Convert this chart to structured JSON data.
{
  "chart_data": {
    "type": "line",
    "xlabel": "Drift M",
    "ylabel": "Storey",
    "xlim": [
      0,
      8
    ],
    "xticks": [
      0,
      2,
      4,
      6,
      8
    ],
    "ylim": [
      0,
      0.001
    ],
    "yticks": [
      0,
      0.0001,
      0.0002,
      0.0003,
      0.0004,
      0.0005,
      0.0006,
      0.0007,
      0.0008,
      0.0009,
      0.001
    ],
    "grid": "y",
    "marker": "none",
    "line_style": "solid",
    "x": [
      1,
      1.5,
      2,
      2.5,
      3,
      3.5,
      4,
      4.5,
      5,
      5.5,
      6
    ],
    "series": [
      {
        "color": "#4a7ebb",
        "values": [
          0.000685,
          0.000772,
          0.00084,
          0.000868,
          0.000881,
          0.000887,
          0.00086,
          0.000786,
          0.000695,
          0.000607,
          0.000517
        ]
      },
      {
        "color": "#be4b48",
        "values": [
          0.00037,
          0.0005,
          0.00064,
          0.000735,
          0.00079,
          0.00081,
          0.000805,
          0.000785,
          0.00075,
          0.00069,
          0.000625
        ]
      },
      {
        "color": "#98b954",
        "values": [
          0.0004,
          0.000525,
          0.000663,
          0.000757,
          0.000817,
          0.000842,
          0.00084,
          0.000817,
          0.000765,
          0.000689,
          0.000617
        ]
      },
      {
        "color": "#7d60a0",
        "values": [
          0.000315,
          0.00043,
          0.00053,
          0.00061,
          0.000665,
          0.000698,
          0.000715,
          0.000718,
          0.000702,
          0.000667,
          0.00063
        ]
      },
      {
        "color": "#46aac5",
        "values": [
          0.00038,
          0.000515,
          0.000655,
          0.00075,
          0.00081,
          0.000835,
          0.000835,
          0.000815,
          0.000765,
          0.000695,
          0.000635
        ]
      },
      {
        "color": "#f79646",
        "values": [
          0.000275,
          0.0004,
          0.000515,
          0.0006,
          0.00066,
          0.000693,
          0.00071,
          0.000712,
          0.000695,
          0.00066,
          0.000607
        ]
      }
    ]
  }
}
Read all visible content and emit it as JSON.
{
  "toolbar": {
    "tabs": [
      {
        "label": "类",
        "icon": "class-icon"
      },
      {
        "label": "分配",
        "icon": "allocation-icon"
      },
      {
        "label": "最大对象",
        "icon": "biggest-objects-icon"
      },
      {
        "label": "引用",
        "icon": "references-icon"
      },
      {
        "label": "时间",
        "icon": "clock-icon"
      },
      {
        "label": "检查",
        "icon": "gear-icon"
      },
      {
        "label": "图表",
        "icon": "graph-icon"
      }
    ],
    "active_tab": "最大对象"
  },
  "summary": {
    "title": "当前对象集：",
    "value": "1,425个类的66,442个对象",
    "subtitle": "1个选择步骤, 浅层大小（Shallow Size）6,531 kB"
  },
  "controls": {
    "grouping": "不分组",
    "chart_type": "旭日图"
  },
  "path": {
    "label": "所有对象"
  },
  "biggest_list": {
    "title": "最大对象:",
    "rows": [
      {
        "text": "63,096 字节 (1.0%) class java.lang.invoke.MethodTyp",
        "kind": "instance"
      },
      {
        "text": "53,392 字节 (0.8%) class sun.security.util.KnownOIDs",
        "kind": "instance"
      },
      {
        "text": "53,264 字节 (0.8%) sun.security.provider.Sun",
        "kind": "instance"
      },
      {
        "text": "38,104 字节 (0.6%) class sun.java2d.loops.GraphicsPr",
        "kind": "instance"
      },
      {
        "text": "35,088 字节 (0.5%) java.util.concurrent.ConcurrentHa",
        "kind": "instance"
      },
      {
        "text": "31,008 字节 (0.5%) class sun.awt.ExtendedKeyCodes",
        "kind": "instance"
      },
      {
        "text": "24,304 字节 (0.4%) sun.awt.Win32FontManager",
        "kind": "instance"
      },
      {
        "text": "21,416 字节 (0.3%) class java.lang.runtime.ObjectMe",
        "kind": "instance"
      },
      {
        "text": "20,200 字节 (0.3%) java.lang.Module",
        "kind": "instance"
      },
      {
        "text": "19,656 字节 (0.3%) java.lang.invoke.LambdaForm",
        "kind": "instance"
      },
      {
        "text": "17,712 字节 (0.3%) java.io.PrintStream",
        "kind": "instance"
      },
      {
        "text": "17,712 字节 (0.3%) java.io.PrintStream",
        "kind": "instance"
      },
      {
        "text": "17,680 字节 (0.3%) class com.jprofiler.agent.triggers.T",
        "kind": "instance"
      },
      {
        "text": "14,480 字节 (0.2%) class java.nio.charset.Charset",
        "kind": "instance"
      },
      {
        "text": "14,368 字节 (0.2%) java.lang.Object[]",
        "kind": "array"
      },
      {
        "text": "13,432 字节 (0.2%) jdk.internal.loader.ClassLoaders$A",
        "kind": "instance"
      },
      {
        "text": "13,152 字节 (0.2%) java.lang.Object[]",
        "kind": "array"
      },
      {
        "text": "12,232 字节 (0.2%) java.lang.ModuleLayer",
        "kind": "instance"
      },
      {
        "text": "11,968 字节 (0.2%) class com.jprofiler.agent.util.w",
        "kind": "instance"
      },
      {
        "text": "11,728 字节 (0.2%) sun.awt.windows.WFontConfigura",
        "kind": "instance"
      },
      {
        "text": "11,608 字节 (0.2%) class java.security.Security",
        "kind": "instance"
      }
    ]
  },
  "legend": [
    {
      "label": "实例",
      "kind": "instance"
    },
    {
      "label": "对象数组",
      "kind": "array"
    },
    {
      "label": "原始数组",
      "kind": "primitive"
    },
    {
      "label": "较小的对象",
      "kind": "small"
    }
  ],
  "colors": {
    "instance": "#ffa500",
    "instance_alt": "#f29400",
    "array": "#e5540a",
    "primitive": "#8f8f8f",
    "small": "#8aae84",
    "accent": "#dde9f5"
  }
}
========================================
> Requirement
Using the data above, reproduce every line exactly.

> Answer to the exercise
Convert this chart to structured JSON data.
{
  "chart_data": {
    "type": "line",
    "xlabel": "Drift M",
    "ylabel": "Storey",
    "xlim": [
      0,
      8
    ],
    "xticks": [
      0,
      2,
      4,
      6,
      8
    ],
    "ylim": [
      0,
      0.001
    ],
    "yticks": [
      0,
      0.0001,
      0.0002,
      0.0003,
      0.0004,
      0.0005,
      0.0006,
      0.0007,
      0.0008,
      0.0009,
      0.001
    ],
    "grid": "y",
    "marker": "none",
    "line_style": "solid",
    "x": [
      1,
      1.5,
      2,
      2.5,
      3,
      3.5,
      4,
      4.5,
      5,
      5.5,
      6
    ],
    "series": [
      {
        "color": "#4a7ebb",
        "values": [
          0.000685,
          0.000772,
          0.00084,
          0.000868,
          0.000881,
          0.000887,
          0.00086,
          0.000786,
          0.000695,
          0.000607,
          0.000517
        ]
      },
      {
        "color": "#be4b48",
        "values": [
          0.00037,
          0.0005,
          0.00064,
          0.000735,
          0.00079,
          0.00081,
          0.000805,
          0.000785,
          0.00075,
          0.00069,
          0.000625
        ]
      },
      {
        "color": "#98b954",
        "values": [
          0.0004,
          0.000525,
          0.000663,
          0.000757,
          0.000817,
          0.000842,
          0.00084,
          0.000817,
          0.000765,
          0.000689,
          0.000617
        ]
      },
      {
        "color": "#7d60a0",
        "values": [
          0.000315,
          0.00043,
          0.00053,
          0.00061,
          0.000665,
          0.000698,
          0.000715,
          0.000718,
          0.000702,
          0.000667,
          0.00063
        ]
      },
      {
        "color": "#46aac5",
        "values": [
          0.00038,
          0.000515,
          0.000655,
          0.00075,
          0.00081,
          0.000835,
          0.000835,
          0.000815,
          0.000765,
          0.000695,
          0.000635
        ]
      },
      {
        "color": "#f79646",
        "values": [
          0.000275,
          0.0004,
          0.000515,
          0.0006,
          0.00066,
          0.000693,
          0.00071,
          0.000712,
          0.000695,
          0.00066,
          0.000607
        ]
      }
    ]
  }
}
Read all visible content and emit it as JSON.
{
  "toolbar": {
    "tabs": [
      {
        "label": "类",
        "icon": "class-icon"
      },
      {
        "label": "分配",
        "icon": "allocation-icon"
      },
      {
        "label": "最大对象",
        "icon": "biggest-objects-icon"
      },
      {
        "label": "引用",
        "icon": "references-icon"
      },
      {
        "label": "时间",
        "icon": "clock-icon"
      },
      {
        "label": "检查",
        "icon": "gear-icon"
      },
      {
        "label": "图表",
        "icon": "graph-icon"
      }
    ],
    "active_tab": "最大对象"
  },
  "summary": {
    "title": "当前对象集：",
    "value": "1,425个类的66,442个对象",
    "subtitle": "1个选择步骤, 浅层大小（Shallow Size）6,531 kB"
  },
  "controls": {
    "grouping": "不分组",
    "chart_type": "旭日图"
  },
  "path": {
    "label": "所有对象"
  },
  "biggest_list": {
    "title": "最大对象:",
    "rows": [
      {
        "text": "63,096 字节 (1.0%) class java.lang.invoke.MethodTyp",
        "kind": "instance"
      },
      {
        "text": "53,392 字节 (0.8%) class sun.security.util.KnownOIDs",
        "kind": "instance"
      },
      {
        "text": "53,264 字节 (0.8%) sun.security.provider.Sun",
        "kind": "instance"
      },
      {
        "text": "38,104 字节 (0.6%) class sun.java2d.loops.GraphicsPr",
        "kind": "instance"
      },
      {
        "text": "35,088 字节 (0.5%) java.util.concurrent.ConcurrentHa",
        "kind": "instance"
      },
      {
        "text": "31,008 字节 (0.5%) class sun.awt.ExtendedKeyCodes",
        "kind": "instance"
      },
      {
        "text": "24,304 字节 (0.4%) sun.awt.Win32FontManager",
        "kind": "instance"
      },
      {
        "text": "21,416 字节 (0.3%) class java.lang.runtime.ObjectMe",
        "kind": "instance"
      },
      {
        "text": "20,200 字节 (0.3%) java.lang.Module",
        "kind": "instance"
      },
      {
        "text": "19,656 字节 (0.3%) java.lang.invoke.LambdaForm",
        "kind": "instance"
      },
      {
        "text": "17,712 字节 (0.3%) java.io.PrintStream",
        "kind": "instance"
      },
      {
        "text": "17,712 字节 (0.3%) java.io.PrintStream",
        "kind": "instance"
      },
      {
        "text": "17,680 字节 (0.3%) class com.jprofiler.agent.triggers.T",
        "kind": "instance"
      },
      {
        "text": "14,480 字节 (0.2%) class java.nio.charset.Charset",
        "kind": "instance"
      },
      {
        "text": "14,368 字节 (0.2%) java.lang.Object[]",
        "kind": "array"
      },
      {
        "text": "13,432 字节 (0.2%) jdk.internal.loader.ClassLoaders$A",
        "kind": "instance"
      },
      {
        "text": "13,152 字节 (0.2%) java.lang.Object[]",
        "kind": "array"
      },
      {
        "text": "12,232 字节 (0.2%) java.lang.ModuleLayer",
        "kind": "instance"
      },
      {
        "text": "11,968 字节 (0.2%) class com.jprofiler.agent.util.w",
        "kind": "instance"
      },
      {
        "text": "11,728 字节 (0.2%) sun.awt.windows.WFontConfigura",
        "kind": "instance"
      },
      {
        "text": "11,608 字节 (0.2%) class java.security.Security",
        "kind": "instance"
      }
    ]
  },
  "legend": [
    {
      "label": "实例",
      "kind": "instance"
    },
    {
      "label": "对象数组",
      "kind": "array"
    },
    {
      "label": "原始数组",
      "kind": "primitive"
    },
    {
      "label": "较小的对象",
      "kind": "small"
    }
  ],
  "colors": {
    "instance": "#ffa500",
    "instance_alt": "#f29400",
    "array": "#e5540a",
    "primitive": "#8f8f8f",
    "small": "#8aae84",
    "accent": "#dde9f5"
  }
}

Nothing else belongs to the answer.